* _TASK REQUIREMENTS_
Leave the pictures out and transcribe every record exactly.

* _DATA TO USE_
* * * * * * * * *
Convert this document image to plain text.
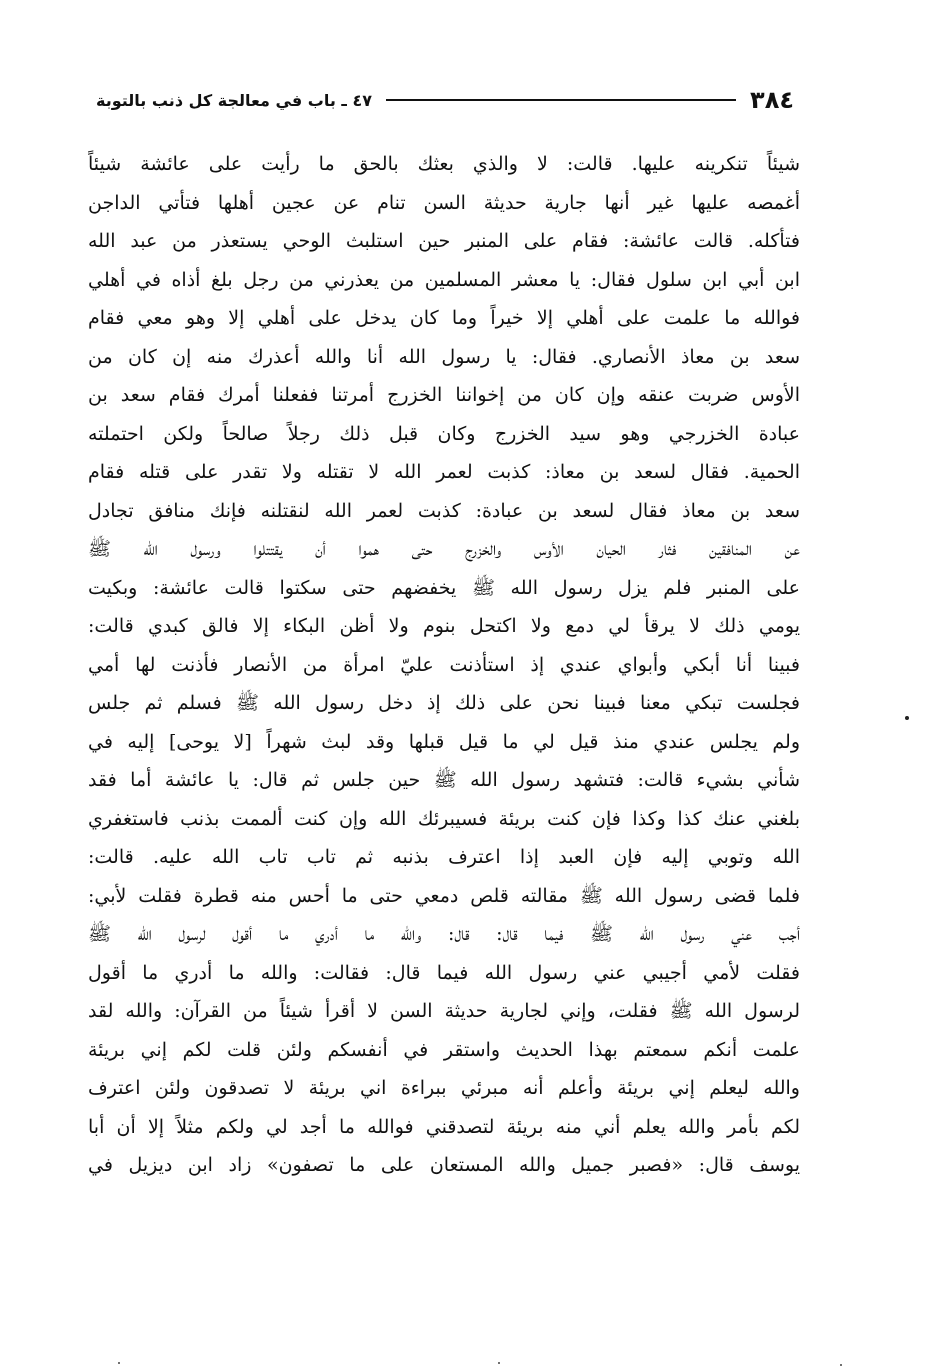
٣٨٤
٤٧ ـ باب في معالجة كل ذنب بالتوبة
شيئاً تنكرينه عليها. قالت: لا والذي بعثك بالحق ما رأيت على عائشة شيئاً
أغمصه عليها غير أنها جارية حديثة السن تنام عن عجين أهلها فتأتي الداجن
فتأكله. قالت عائشة: فقام على المنبر حين استلبث الوحي يستعذر من عبد الله
ابن أبي ابن سلول فقال: يا معشر المسلمين من يعذرني من رجل بلغ أذاه في أهلي
فوالله ما علمت على أهلي إلا خيراً وما كان يدخل على أهلي إلا وهو معي فقام
سعد بن معاذ الأنصاري. فقال: يا رسول الله أنا والله أعذرك منه إن كان من
الأوس ضربت عنقه وإن كان من إخواننا الخزرج أمرتنا ففعلنا أمرك فقام سعد بن
عبادة الخزرجي وهو سيد الخزرج وكان قبل ذلك رجلاً صالحاً ولكن احتملته
الحمية. فقال لسعد بن معاذ: كذبت لعمر الله لا تقتله ولا تقدر على قتله فقام
سعد بن معاذ فقال لسعد بن عبادة: كذبت لعمر الله لنقتلنه فإنك منافق تجادل
عن المنافقين فثار الحيان الأوس والخزرج حتى هموا أن يقتتلوا ورسول الله ﷺ
على المنبر فلم يزل رسول الله ﷺ يخفضهم حتى سكتوا قالت عائشة: وبكيت
يومي ذلك لا يرقأ لي دمع ولا اكتحل بنوم ولا أظن البكاء إلا فالق كبدي قالت:
فبينا أنا أبكي وأبواي عندي إذ استأذنت عليّ امرأة من الأنصار فأذنت لها أمي
فجلست تبكي معنا فبينا نحن على ذلك إذ دخل رسول الله ﷺ فسلم ثم جلس
ولم يجلس عندي منذ قيل لي ما قيل قبلها وقد لبث شهراً [لا يوحى] إليه في
شأني بشيء قالت: فتشهد رسول الله ﷺ حين جلس ثم قال: يا عائشة أما فقد
بلغني عنك كذا وكذا فإن كنت بريئة فسيبرئك الله وإن كنت ألممت بذنب فاستغفري
الله وتوبي إليه فإن العبد إذا اعترف بذنبه ثم تاب تاب الله عليه. قالت:
فلما قضى رسول الله ﷺ مقالته قلص دمعي حتى ما أحس منه قطرة فقلت لأبي:
أجب عني رسول الله ﷺ فيما قال: قال: والله ما أدري ما أقول لرسول الله ﷺ
فقلت لأمي أجيبي عني رسول الله فيما قال: فقالت: والله ما أدري ما أقول
لرسول الله ﷺ فقلت، وإني لجارية حديثة السن لا أقرأ شيئاً من القرآن: والله لقد
علمت أنكم سمعتم بهذا الحديث واستقر في أنفسكم ولئن قلت لكم إني بريئة
والله ليعلم إني بريئة وأعلم أنه مبرئي ببراءة اني بريئة لا تصدقون ولئن اعترف
لكم بأمر والله يعلم أني منه بريئة لتصدقني فوالله ما أجد لي ولكم مثلاً إلا أن أبا
يوسف قال: «فصبر جميل والله المستعان على ما تصفون» زاد ابن ديزيل في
* * * * * * * * *
* _SOLUTION_
Convert this document image to plain text.
٣٨٤
٤٧ ـ باب في معالجة كل ذنب بالتوبة
شيئاً تنكرينه عليها. قالت: لا والذي بعثك بالحق ما رأيت على عائشة شيئاً
أغمصه عليها غير أنها جارية حديثة السن تنام عن عجين أهلها فتأتي الداجن
فتأكله. قالت عائشة: فقام على المنبر حين استلبث الوحي يستعذر من عبد الله
ابن أبي ابن سلول فقال: يا معشر المسلمين من يعذرني من رجل بلغ أذاه في أهلي
فوالله ما علمت على أهلي إلا خيراً وما كان يدخل على أهلي إلا وهو معي فقام
سعد بن معاذ الأنصاري. فقال: يا رسول الله أنا والله أعذرك منه إن كان من
الأوس ضربت عنقه وإن كان من إخواننا الخزرج أمرتنا ففعلنا أمرك فقام سعد بن
عبادة الخزرجي وهو سيد الخزرج وكان قبل ذلك رجلاً صالحاً ولكن احتملته
الحمية. فقال لسعد بن معاذ: كذبت لعمر الله لا تقتله ولا تقدر على قتله فقام
سعد بن معاذ فقال لسعد بن عبادة: كذبت لعمر الله لنقتلنه فإنك منافق تجادل
عن المنافقين فثار الحيان الأوس والخزرج حتى هموا أن يقتتلوا ورسول الله ﷺ
على المنبر فلم يزل رسول الله ﷺ يخفضهم حتى سكتوا قالت عائشة: وبكيت
يومي ذلك لا يرقأ لي دمع ولا اكتحل بنوم ولا أظن البكاء إلا فالق كبدي قالت:
فبينا أنا أبكي وأبواي عندي إذ استأذنت عليّ امرأة من الأنصار فأذنت لها أمي
فجلست تبكي معنا فبينا نحن على ذلك إذ دخل رسول الله ﷺ فسلم ثم جلس
ولم يجلس عندي منذ قيل لي ما قيل قبلها وقد لبث شهراً [لا يوحى] إليه في
شأني بشيء قالت: فتشهد رسول الله ﷺ حين جلس ثم قال: يا عائشة أما فقد
بلغني عنك كذا وكذا فإن كنت بريئة فسيبرئك الله وإن كنت ألممت بذنب فاستغفري
الله وتوبي إليه فإن العبد إذا اعترف بذنبه ثم تاب تاب الله عليه. قالت:
فلما قضى رسول الله ﷺ مقالته قلص دمعي حتى ما أحس منه قطرة فقلت لأبي:
أجب عني رسول الله ﷺ فيما قال: قال: والله ما أدري ما أقول لرسول الله ﷺ
فقلت لأمي أجيبي عني رسول الله فيما قال: فقالت: والله ما أدري ما أقول
لرسول الله ﷺ فقلت، وإني لجارية حديثة السن لا أقرأ شيئاً من القرآن: والله لقد
علمت أنكم سمعتم بهذا الحديث واستقر في أنفسكم ولئن قلت لكم إني بريئة
والله ليعلم إني بريئة وأعلم أنه مبرئي ببراءة اني بريئة لا تصدقون ولئن اعترف
لكم بأمر والله يعلم أني منه بريئة لتصدقني فوالله ما أجد لي ولكم مثلاً إلا أن أبا
يوسف قال: «فصبر جميل والله المستعان على ما تصفون» زاد ابن ديزيل في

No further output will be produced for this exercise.